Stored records
▼▼▼

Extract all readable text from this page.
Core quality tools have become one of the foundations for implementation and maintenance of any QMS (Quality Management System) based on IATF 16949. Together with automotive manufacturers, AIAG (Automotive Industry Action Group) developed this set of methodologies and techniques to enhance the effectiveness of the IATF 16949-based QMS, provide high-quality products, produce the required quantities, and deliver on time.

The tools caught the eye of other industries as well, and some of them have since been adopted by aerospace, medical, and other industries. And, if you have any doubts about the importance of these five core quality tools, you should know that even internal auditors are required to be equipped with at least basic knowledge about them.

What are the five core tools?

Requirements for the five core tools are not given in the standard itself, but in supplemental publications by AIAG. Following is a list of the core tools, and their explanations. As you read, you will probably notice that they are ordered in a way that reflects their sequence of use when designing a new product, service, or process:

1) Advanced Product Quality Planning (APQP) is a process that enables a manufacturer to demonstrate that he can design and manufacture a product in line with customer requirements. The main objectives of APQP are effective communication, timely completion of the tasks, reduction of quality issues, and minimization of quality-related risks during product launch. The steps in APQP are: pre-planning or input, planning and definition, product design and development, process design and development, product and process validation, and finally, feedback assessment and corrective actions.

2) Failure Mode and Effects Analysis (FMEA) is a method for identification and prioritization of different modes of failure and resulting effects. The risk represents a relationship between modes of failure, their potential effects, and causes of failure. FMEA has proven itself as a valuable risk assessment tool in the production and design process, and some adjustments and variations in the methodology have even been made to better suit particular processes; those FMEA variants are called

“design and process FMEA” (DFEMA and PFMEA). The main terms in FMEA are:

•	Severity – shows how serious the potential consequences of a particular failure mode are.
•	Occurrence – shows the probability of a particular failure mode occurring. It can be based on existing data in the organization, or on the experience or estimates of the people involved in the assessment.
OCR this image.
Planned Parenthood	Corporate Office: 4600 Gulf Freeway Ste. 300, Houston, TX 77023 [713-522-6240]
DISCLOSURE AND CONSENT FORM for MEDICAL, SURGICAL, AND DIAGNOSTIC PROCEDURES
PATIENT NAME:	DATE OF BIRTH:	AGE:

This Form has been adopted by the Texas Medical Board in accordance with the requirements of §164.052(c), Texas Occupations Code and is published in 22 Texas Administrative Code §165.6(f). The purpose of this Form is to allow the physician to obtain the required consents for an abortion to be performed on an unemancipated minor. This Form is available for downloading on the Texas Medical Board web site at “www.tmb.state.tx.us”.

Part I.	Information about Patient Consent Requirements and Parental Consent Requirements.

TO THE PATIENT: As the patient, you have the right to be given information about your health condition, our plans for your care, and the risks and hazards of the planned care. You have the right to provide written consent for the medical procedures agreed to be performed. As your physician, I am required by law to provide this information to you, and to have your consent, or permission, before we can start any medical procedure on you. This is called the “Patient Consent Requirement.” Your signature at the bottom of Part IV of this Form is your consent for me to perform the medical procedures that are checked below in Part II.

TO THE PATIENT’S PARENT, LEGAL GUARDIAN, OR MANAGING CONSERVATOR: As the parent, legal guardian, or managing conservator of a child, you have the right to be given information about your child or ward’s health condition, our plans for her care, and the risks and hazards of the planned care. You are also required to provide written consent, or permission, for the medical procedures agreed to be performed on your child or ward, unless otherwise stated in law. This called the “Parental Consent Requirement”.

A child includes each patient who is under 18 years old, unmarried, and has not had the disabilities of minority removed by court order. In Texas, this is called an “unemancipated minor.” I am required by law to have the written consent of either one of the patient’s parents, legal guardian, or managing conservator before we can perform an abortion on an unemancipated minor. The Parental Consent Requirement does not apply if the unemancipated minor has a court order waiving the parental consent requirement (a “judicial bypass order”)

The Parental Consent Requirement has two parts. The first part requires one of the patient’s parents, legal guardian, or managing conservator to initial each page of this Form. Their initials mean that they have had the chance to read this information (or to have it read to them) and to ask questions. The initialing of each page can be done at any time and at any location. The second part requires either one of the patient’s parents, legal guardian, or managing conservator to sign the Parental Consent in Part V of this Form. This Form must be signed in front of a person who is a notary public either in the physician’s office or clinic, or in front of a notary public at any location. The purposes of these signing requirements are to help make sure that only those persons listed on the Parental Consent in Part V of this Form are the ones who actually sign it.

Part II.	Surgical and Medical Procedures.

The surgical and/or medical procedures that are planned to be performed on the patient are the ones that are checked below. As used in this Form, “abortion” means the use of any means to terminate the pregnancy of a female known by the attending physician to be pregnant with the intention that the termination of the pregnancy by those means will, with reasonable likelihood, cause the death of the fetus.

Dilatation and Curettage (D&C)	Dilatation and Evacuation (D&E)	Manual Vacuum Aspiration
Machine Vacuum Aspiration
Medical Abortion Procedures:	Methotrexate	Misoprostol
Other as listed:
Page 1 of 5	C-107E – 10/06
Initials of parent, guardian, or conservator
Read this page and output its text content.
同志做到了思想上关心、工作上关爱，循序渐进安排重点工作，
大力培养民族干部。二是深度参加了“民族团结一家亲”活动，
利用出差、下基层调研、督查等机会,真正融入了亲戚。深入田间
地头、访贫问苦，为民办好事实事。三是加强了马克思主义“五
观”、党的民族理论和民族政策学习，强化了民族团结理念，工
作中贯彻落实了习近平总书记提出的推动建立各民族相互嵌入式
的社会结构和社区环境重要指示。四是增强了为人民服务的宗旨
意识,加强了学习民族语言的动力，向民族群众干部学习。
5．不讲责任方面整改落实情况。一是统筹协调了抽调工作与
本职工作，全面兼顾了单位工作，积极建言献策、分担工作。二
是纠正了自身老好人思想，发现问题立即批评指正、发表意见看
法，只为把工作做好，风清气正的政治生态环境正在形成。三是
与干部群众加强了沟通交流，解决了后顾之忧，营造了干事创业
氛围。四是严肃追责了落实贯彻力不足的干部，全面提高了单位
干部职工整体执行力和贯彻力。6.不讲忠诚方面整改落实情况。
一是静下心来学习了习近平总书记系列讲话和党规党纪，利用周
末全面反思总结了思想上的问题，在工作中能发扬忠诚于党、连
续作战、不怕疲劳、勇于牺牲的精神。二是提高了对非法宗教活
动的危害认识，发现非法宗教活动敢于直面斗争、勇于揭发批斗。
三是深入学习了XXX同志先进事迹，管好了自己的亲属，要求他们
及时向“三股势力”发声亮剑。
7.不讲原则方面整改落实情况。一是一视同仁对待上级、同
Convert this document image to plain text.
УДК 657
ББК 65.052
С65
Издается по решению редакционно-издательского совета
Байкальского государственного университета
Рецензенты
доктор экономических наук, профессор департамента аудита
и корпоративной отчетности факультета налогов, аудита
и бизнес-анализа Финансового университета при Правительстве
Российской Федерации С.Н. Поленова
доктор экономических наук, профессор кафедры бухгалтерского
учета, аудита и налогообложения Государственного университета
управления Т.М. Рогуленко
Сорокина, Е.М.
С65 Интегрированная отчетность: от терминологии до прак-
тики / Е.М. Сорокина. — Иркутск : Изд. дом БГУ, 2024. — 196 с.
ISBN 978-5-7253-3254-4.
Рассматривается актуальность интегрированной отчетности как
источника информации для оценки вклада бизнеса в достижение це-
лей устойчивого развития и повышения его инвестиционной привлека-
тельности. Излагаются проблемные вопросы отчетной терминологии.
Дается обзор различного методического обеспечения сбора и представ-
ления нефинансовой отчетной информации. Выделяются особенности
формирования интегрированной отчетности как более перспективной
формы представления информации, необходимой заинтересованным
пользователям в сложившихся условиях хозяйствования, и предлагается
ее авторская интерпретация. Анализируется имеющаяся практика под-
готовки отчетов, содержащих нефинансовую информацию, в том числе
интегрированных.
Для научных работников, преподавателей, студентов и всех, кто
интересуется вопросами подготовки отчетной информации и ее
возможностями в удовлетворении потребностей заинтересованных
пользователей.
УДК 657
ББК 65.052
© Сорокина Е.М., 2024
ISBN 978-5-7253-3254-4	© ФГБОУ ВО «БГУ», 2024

▲▲▲

=== To be done ===
Report each line of the material above where the word "доктор" appears.

=== Answer to the task ===
доктор экономических наук, профессор департамента аудита
доктор экономических наук, профессор кафедры бухгалтерского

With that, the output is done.